**The request**. Write out exactly the lines below that run from the line containing "What text is on this page?" through the last line of the records.

**Extracted material**.
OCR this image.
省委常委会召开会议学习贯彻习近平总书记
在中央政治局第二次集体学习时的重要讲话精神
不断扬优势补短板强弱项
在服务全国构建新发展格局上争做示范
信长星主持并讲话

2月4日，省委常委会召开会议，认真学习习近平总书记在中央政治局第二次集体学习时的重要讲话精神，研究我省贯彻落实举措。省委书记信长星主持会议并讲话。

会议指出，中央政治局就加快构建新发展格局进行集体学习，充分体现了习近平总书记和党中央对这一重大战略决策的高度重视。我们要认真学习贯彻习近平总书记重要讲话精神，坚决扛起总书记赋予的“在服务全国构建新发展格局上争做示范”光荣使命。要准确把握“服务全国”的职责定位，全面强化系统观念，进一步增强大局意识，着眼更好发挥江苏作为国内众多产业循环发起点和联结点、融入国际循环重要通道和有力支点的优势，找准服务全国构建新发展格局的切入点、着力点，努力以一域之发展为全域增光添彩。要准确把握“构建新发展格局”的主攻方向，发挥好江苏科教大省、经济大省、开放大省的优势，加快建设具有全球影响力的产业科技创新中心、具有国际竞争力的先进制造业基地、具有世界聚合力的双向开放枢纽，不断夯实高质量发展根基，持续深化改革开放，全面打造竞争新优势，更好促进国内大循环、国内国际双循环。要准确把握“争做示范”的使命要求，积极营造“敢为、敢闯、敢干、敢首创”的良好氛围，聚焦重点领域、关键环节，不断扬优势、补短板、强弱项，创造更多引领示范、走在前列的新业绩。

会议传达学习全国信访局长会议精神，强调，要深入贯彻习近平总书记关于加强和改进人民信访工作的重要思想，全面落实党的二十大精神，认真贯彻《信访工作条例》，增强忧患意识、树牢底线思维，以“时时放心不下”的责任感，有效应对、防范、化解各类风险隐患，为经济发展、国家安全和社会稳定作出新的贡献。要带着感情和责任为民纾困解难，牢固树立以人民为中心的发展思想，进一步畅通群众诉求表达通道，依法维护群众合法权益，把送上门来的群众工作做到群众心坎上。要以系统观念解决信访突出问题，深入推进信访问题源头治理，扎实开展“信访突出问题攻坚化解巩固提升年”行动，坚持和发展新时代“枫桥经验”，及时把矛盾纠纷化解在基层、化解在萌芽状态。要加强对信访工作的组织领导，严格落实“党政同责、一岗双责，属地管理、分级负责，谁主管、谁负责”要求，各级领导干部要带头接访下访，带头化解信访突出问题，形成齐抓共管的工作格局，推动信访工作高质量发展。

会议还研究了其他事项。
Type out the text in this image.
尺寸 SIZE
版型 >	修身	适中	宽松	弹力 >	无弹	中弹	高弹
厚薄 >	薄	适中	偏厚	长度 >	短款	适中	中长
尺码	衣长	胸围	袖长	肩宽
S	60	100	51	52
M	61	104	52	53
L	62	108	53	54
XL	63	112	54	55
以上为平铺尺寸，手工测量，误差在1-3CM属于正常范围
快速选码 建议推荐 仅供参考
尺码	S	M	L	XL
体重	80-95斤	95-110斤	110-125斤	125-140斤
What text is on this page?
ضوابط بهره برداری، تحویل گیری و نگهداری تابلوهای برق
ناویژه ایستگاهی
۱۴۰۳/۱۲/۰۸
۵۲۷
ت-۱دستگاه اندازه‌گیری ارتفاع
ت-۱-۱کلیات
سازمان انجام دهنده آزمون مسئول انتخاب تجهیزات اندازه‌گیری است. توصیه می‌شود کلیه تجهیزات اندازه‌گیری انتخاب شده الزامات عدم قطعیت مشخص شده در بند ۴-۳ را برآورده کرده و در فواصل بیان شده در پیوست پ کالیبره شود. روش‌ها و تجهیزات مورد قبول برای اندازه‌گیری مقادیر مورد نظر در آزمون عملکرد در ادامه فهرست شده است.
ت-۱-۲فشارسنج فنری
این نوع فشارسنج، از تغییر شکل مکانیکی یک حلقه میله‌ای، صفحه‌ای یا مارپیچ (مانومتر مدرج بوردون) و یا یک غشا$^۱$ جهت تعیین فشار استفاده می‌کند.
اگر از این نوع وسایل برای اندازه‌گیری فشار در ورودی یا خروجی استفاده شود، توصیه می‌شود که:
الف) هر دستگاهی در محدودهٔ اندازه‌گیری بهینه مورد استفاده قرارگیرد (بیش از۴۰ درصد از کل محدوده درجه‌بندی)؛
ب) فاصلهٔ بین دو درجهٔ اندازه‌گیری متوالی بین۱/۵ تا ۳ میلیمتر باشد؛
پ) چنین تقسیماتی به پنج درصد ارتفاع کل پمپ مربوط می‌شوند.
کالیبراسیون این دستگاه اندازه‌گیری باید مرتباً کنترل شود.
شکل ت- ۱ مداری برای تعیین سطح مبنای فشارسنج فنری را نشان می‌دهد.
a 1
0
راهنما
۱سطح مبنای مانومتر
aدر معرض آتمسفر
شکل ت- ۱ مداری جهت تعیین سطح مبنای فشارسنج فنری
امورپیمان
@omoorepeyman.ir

**Expected answer**.
What text is on this page?
ضوابط بهره برداری، تحویل گیری و نگهداری تابلوهای برق
ناویژه ایستگاهی
۱۴۰۳/۱۲/۰۸
۵۲۷
ت-۱دستگاه اندازه‌گیری ارتفاع
ت-۱-۱کلیات
سازمان انجام دهنده آزمون مسئول انتخاب تجهیزات اندازه‌گیری است. توصیه می‌شود کلیه تجهیزات اندازه‌گیری انتخاب شده الزامات عدم قطعیت مشخص شده در بند ۴-۳ را برآورده کرده و در فواصل بیان شده در پیوست پ کالیبره شود. روش‌ها و تجهیزات مورد قبول برای اندازه‌گیری مقادیر مورد نظر در آزمون عملکرد در ادامه فهرست شده است.
ت-۱-۲فشارسنج فنری
این نوع فشارسنج، از تغییر شکل مکانیکی یک حلقه میله‌ای، صفحه‌ای یا مارپیچ (مانومتر مدرج بوردون) و یا یک غشا$^۱$ جهت تعیین فشار استفاده می‌کند.
اگر از این نوع وسایل برای اندازه‌گیری فشار در ورودی یا خروجی استفاده شود، توصیه می‌شود که:
الف) هر دستگاهی در محدودهٔ اندازه‌گیری بهینه مورد استفاده قرارگیرد (بیش از۴۰ درصد از کل محدوده درجه‌بندی)؛
ب) فاصلهٔ بین دو درجهٔ اندازه‌گیری متوالی بین۱/۵ تا ۳ میلیمتر باشد؛
پ) چنین تقسیماتی به پنج درصد ارتفاع کل پمپ مربوط می‌شوند.
کالیبراسیون این دستگاه اندازه‌گیری باید مرتباً کنترل شود.
شکل ت- ۱ مداری برای تعیین سطح مبنای فشارسنج فنری را نشان می‌دهد.
a 1
0
راهنما
۱سطح مبنای مانومتر
aدر معرض آتمسفر
شکل ت- ۱ مداری جهت تعیین سطح مبنای فشارسنج فنری
امورپیمان
@omoorepeyman.ir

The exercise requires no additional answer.